• Written instruction: Your task is to copy every record exactly.

• Given data:
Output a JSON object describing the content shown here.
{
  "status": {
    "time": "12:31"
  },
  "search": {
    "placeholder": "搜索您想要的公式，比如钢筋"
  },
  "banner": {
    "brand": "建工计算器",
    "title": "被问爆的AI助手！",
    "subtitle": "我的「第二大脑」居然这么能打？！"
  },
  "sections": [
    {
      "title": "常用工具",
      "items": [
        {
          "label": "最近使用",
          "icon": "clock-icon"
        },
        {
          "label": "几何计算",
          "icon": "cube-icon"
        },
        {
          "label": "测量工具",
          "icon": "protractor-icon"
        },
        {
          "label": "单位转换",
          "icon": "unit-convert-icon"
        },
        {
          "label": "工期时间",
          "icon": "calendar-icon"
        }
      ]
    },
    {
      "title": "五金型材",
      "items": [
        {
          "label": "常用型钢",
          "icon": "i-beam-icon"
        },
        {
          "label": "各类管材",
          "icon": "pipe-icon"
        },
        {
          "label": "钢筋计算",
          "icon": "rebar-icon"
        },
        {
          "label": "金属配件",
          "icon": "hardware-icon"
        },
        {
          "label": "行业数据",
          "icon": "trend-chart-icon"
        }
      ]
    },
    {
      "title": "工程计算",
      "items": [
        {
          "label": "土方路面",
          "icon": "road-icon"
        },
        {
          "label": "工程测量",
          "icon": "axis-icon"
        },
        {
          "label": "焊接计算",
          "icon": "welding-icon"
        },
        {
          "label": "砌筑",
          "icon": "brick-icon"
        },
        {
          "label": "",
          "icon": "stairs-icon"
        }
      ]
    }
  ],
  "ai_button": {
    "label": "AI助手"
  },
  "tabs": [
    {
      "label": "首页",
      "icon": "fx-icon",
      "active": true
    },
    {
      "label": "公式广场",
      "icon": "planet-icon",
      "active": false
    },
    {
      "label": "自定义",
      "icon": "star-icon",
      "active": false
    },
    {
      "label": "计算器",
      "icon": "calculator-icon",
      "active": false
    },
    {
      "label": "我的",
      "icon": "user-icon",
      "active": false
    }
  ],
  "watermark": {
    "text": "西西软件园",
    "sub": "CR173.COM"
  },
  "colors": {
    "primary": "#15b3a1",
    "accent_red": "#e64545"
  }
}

• Solution:
Output a JSON object describing the content shown here.
{
  "status": {
    "time": "12:31"
  },
  "search": {
    "placeholder": "搜索您想要的公式，比如钢筋"
  },
  "banner": {
    "brand": "建工计算器",
    "title": "被问爆的AI助手！",
    "subtitle": "我的「第二大脑」居然这么能打？！"
  },
  "sections": [
    {
      "title": "常用工具",
      "items": [
        {
          "label": "最近使用",
          "icon": "clock-icon"
        },
        {
          "label": "几何计算",
          "icon": "cube-icon"
        },
        {
          "label": "测量工具",
          "icon": "protractor-icon"
        },
        {
          "label": "单位转换",
          "icon": "unit-convert-icon"
        },
        {
          "label": "工期时间",
          "icon": "calendar-icon"
        }
      ]
    },
    {
      "title": "五金型材",
      "items": [
        {
          "label": "常用型钢",
          "icon": "i-beam-icon"
        },
        {
          "label": "各类管材",
          "icon": "pipe-icon"
        },
        {
          "label": "钢筋计算",
          "icon": "rebar-icon"
        },
        {
          "label": "金属配件",
          "icon": "hardware-icon"
        },
        {
          "label": "行业数据",
          "icon": "trend-chart-icon"
        }
      ]
    },
    {
      "title": "工程计算",
      "items": [
        {
          "label": "土方路面",
          "icon": "road-icon"
        },
        {
          "label": "工程测量",
          "icon": "axis-icon"
        },
        {
          "label": "焊接计算",
          "icon": "welding-icon"
        },
        {
          "label": "砌筑",
          "icon": "brick-icon"
        },
        {
          "label": "",
          "icon": "stairs-icon"
        }
      ]
    }
  ],
  "ai_button": {
    "label": "AI助手"
  },
  "tabs": [
    {
      "label": "首页",
      "icon": "fx-icon",
      "active": true
    },
    {
      "label": "公式广场",
      "icon": "planet-icon",
      "active": false
    },
    {
      "label": "自定义",
      "icon": "star-icon",
      "active": false
    },
    {
      "label": "计算器",
      "icon": "calculator-icon",
      "active": false
    },
    {
      "label": "我的",
      "icon": "user-icon",
      "active": false
    }
  ],
  "watermark": {
    "text": "西西软件园",
    "sub": "CR173.COM"
  },
  "colors": {
    "primary": "#15b3a1",
    "accent_red": "#e64545"
  }
}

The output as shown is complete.